Instructions to follow:
Here are records with pictures in them. Copy all of them exactly and leave the pictures out.

(Figure collection entries)
%%

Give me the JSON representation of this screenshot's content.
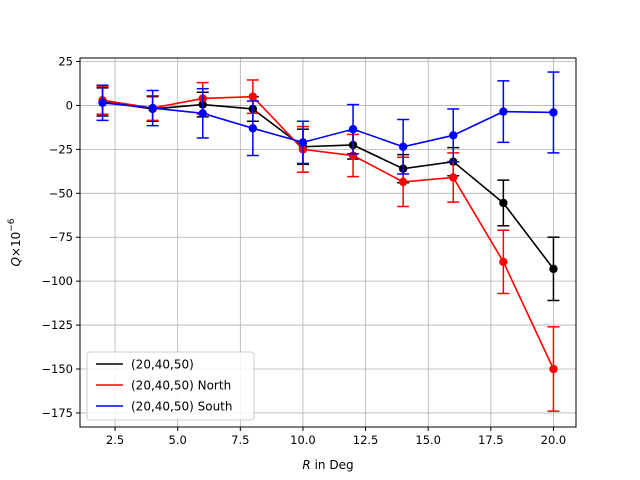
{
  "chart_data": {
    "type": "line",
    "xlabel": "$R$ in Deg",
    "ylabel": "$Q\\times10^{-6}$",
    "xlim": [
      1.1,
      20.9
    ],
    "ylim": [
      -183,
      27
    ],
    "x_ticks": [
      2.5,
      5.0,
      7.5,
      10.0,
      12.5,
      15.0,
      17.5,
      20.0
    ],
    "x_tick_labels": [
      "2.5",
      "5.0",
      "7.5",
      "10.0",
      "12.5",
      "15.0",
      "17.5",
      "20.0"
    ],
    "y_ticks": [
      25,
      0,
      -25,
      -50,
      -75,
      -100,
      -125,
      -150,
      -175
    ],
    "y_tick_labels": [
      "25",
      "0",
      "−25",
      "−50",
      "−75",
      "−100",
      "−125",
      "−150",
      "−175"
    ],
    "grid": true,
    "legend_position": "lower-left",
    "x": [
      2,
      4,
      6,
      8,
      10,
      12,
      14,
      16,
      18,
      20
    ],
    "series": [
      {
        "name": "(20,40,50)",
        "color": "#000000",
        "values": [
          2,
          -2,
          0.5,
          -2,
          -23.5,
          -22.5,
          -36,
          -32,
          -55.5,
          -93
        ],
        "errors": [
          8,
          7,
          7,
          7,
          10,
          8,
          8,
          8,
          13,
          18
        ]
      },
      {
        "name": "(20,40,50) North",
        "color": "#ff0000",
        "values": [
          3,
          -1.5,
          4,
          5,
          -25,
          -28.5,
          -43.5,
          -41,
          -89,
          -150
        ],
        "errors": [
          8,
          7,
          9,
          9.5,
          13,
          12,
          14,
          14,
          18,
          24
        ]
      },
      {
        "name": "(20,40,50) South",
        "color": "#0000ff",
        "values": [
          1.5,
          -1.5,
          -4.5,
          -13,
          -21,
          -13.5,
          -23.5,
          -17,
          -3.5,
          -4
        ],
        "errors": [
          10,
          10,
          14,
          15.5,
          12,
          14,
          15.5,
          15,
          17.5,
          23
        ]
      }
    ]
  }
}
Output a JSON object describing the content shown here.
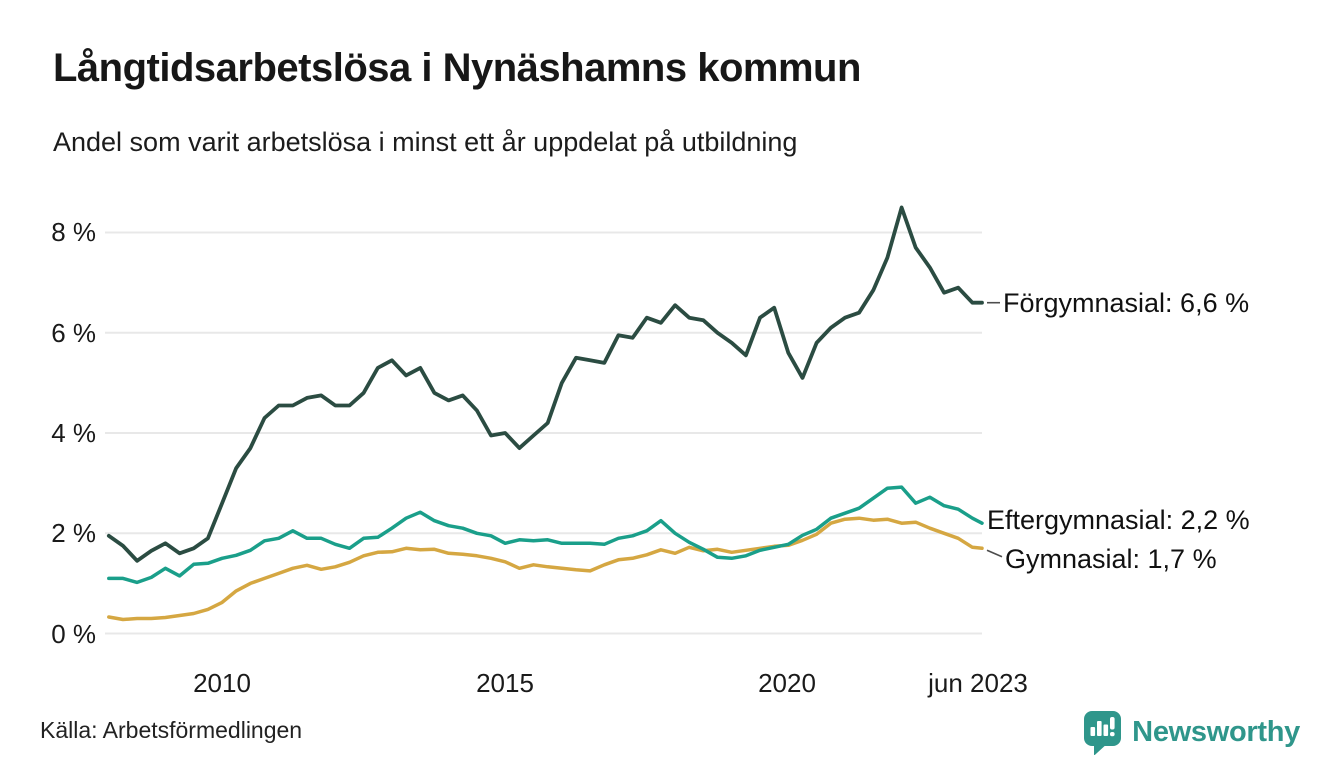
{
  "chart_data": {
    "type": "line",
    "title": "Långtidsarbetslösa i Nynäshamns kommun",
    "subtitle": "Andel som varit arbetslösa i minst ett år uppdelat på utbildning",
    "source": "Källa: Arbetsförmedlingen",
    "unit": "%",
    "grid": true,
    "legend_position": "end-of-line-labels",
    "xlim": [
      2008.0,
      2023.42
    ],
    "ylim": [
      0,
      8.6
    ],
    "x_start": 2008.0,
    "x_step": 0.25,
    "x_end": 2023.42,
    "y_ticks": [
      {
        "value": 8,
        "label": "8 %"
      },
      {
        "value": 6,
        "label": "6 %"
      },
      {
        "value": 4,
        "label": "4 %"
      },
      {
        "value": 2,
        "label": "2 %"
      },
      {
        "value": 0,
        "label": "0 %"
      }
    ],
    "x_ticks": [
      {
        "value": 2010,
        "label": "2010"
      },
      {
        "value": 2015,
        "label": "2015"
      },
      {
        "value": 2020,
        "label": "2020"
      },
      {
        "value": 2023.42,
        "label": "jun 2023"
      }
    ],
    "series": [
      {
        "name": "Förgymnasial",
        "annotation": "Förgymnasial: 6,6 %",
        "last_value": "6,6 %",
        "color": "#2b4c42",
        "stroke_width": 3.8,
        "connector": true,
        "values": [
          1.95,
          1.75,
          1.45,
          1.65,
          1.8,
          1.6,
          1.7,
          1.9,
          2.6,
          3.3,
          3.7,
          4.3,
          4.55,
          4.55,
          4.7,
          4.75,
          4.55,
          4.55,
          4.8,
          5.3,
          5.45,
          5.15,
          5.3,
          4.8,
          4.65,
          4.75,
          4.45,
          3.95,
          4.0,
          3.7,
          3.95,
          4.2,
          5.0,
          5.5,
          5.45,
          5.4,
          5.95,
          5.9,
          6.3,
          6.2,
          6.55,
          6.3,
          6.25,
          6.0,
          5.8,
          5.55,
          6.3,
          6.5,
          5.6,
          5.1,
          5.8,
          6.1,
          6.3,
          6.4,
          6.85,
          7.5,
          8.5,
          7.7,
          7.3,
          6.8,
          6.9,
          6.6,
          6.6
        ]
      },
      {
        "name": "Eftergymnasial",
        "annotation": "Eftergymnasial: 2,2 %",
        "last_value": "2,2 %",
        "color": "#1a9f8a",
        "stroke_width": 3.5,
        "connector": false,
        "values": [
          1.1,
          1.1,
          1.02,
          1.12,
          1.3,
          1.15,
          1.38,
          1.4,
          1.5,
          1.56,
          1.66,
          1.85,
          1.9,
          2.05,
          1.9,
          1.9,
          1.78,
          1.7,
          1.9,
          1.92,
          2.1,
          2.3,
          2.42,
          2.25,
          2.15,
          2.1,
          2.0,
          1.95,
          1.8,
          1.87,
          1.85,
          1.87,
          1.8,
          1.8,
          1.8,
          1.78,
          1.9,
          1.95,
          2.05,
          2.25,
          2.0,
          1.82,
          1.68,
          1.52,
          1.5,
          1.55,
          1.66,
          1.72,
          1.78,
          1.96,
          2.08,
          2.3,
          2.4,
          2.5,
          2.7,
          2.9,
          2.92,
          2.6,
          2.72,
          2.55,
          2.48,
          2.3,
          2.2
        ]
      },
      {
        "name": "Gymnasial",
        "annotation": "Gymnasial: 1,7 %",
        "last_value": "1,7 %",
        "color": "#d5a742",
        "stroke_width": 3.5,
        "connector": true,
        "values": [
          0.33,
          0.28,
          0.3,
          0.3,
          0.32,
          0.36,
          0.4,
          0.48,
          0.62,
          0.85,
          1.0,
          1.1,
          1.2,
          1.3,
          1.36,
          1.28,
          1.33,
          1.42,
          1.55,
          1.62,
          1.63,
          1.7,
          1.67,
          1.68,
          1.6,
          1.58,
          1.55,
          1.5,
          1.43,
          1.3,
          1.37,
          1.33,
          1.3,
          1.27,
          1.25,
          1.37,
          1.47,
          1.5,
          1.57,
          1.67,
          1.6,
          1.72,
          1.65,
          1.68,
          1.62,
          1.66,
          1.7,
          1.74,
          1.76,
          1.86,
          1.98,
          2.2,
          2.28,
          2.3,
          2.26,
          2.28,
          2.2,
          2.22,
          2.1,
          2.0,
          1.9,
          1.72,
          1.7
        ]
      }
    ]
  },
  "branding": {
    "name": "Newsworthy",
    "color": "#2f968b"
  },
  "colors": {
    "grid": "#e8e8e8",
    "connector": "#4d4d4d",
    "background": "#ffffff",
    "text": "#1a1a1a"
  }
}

%%

Solution for this task:
Give me the JSON representation of this screenshot's content.
{
  "chart_data": {
    "type": "line",
    "xlabel": "$R$ in Deg",
    "ylabel": "$Q\\times10^{-6}$",
    "xlim": [
      1.1,
      20.9
    ],
    "ylim": [
      -183,
      27
    ],
    "x_ticks": [
      2.5,
      5.0,
      7.5,
      10.0,
      12.5,
      15.0,
      17.5,
      20.0
    ],
    "x_tick_labels": [
      "2.5",
      "5.0",
      "7.5",
      "10.0",
      "12.5",
      "15.0",
      "17.5",
      "20.0"
    ],
    "y_ticks": [
      25,
      0,
      -25,
      -50,
      -75,
      -100,
      -125,
      -150,
      -175
    ],
    "y_tick_labels": [
      "25",
      "0",
      "−25",
      "−50",
      "−75",
      "−100",
      "−125",
      "−150",
      "−175"
    ],
    "grid": true,
    "legend_position": "lower-left",
    "x": [
      2,
      4,
      6,
      8,
      10,
      12,
      14,
      16,
      18,
      20
    ],
    "series": [
      {
        "name": "(20,40,50)",
        "color": "#000000",
        "values": [
          2,
          -2,
          0.5,
          -2,
          -23.5,
          -22.5,
          -36,
          -32,
          -55.5,
          -93
        ],
        "errors": [
          8,
          7,
          7,
          7,
          10,
          8,
          8,
          8,
          13,
          18
        ]
      },
      {
        "name": "(20,40,50) North",
        "color": "#ff0000",
        "values": [
          3,
          -1.5,
          4,
          5,
          -25,
          -28.5,
          -43.5,
          -41,
          -89,
          -150
        ],
        "errors": [
          8,
          7,
          9,
          9.5,
          13,
          12,
          14,
          14,
          18,
          24
        ]
      },
      {
        "name": "(20,40,50) South",
        "color": "#0000ff",
        "values": [
          1.5,
          -1.5,
          -4.5,
          -13,
          -21,
          -13.5,
          -23.5,
          -17,
          -3.5,
          -4
        ],
        "errors": [
          10,
          10,
          14,
          15.5,
          12,
          14,
          15.5,
          15,
          17.5,
          23
        ]
      }
    ]
  }
}
Output a JSON object describing the content shown here.
{
  "chart_data": {
    "type": "line",
    "title": "Långtidsarbetslösa i Nynäshamns kommun",
    "subtitle": "Andel som varit arbetslösa i minst ett år uppdelat på utbildning",
    "source": "Källa: Arbetsförmedlingen",
    "unit": "%",
    "grid": true,
    "legend_position": "end-of-line-labels",
    "xlim": [
      2008.0,
      2023.42
    ],
    "ylim": [
      0,
      8.6
    ],
    "x_start": 2008.0,
    "x_step": 0.25,
    "x_end": 2023.42,
    "y_ticks": [
      {
        "value": 8,
        "label": "8 %"
      },
      {
        "value": 6,
        "label": "6 %"
      },
      {
        "value": 4,
        "label": "4 %"
      },
      {
        "value": 2,
        "label": "2 %"
      },
      {
        "value": 0,
        "label": "0 %"
      }
    ],
    "x_ticks": [
      {
        "value": 2010,
        "label": "2010"
      },
      {
        "value": 2015,
        "label": "2015"
      },
      {
        "value": 2020,
        "label": "2020"
      },
      {
        "value": 2023.42,
        "label": "jun 2023"
      }
    ],
    "series": [
      {
        "name": "Förgymnasial",
        "annotation": "Förgymnasial: 6,6 %",
        "last_value": "6,6 %",
        "color": "#2b4c42",
        "stroke_width": 3.8,
        "connector": true,
        "values": [
          1.95,
          1.75,
          1.45,
          1.65,
          1.8,
          1.6,
          1.7,
          1.9,
          2.6,
          3.3,
          3.7,
          4.3,
          4.55,
          4.55,
          4.7,
          4.75,
          4.55,
          4.55,
          4.8,
          5.3,
          5.45,
          5.15,
          5.3,
          4.8,
          4.65,
          4.75,
          4.45,
          3.95,
          4.0,
          3.7,
          3.95,
          4.2,
          5.0,
          5.5,
          5.45,
          5.4,
          5.95,
          5.9,
          6.3,
          6.2,
          6.55,
          6.3,
          6.25,
          6.0,
          5.8,
          5.55,
          6.3,
          6.5,
          5.6,
          5.1,
          5.8,
          6.1,
          6.3,
          6.4,
          6.85,
          7.5,
          8.5,
          7.7,
          7.3,
          6.8,
          6.9,
          6.6,
          6.6
        ]
      },
      {
        "name": "Eftergymnasial",
        "annotation": "Eftergymnasial: 2,2 %",
        "last_value": "2,2 %",
        "color": "#1a9f8a",
        "stroke_width": 3.5,
        "connector": false,
        "values": [
          1.1,
          1.1,
          1.02,
          1.12,
          1.3,
          1.15,
          1.38,
          1.4,
          1.5,
          1.56,
          1.66,
          1.85,
          1.9,
          2.05,
          1.9,
          1.9,
          1.78,
          1.7,
          1.9,
          1.92,
          2.1,
          2.3,
          2.42,
          2.25,
          2.15,
          2.1,
          2.0,
          1.95,
          1.8,
          1.87,
          1.85,
          1.87,
          1.8,
          1.8,
          1.8,
          1.78,
          1.9,
          1.95,
          2.05,
          2.25,
          2.0,
          1.82,
          1.68,
          1.52,
          1.5,
          1.55,
          1.66,
          1.72,
          1.78,
          1.96,
          2.08,
          2.3,
          2.4,
          2.5,
          2.7,
          2.9,
          2.92,
          2.6,
          2.72,
          2.55,
          2.48,
          2.3,
          2.2
        ]
      },
      {
        "name": "Gymnasial",
        "annotation": "Gymnasial: 1,7 %",
        "last_value": "1,7 %",
        "color": "#d5a742",
        "stroke_width": 3.5,
        "connector": true,
        "values": [
          0.33,
          0.28,
          0.3,
          0.3,
          0.32,
          0.36,
          0.4,
          0.48,
          0.62,
          0.85,
          1.0,
          1.1,
          1.2,
          1.3,
          1.36,
          1.28,
          1.33,
          1.42,
          1.55,
          1.62,
          1.63,
          1.7,
          1.67,
          1.68,
          1.6,
          1.58,
          1.55,
          1.5,
          1.43,
          1.3,
          1.37,
          1.33,
          1.3,
          1.27,
          1.25,
          1.37,
          1.47,
          1.5,
          1.57,
          1.67,
          1.6,
          1.72,
          1.65,
          1.68,
          1.62,
          1.66,
          1.7,
          1.74,
          1.76,
          1.86,
          1.98,
          2.2,
          2.28,
          2.3,
          2.26,
          2.28,
          2.2,
          2.22,
          2.1,
          2.0,
          1.9,
          1.72,
          1.7
        ]
      }
    ]
  },
  "branding": {
    "name": "Newsworthy",
    "color": "#2f968b"
  },
  "colors": {
    "grid": "#e8e8e8",
    "connector": "#4d4d4d",
    "background": "#ffffff",
    "text": "#1a1a1a"
  }
}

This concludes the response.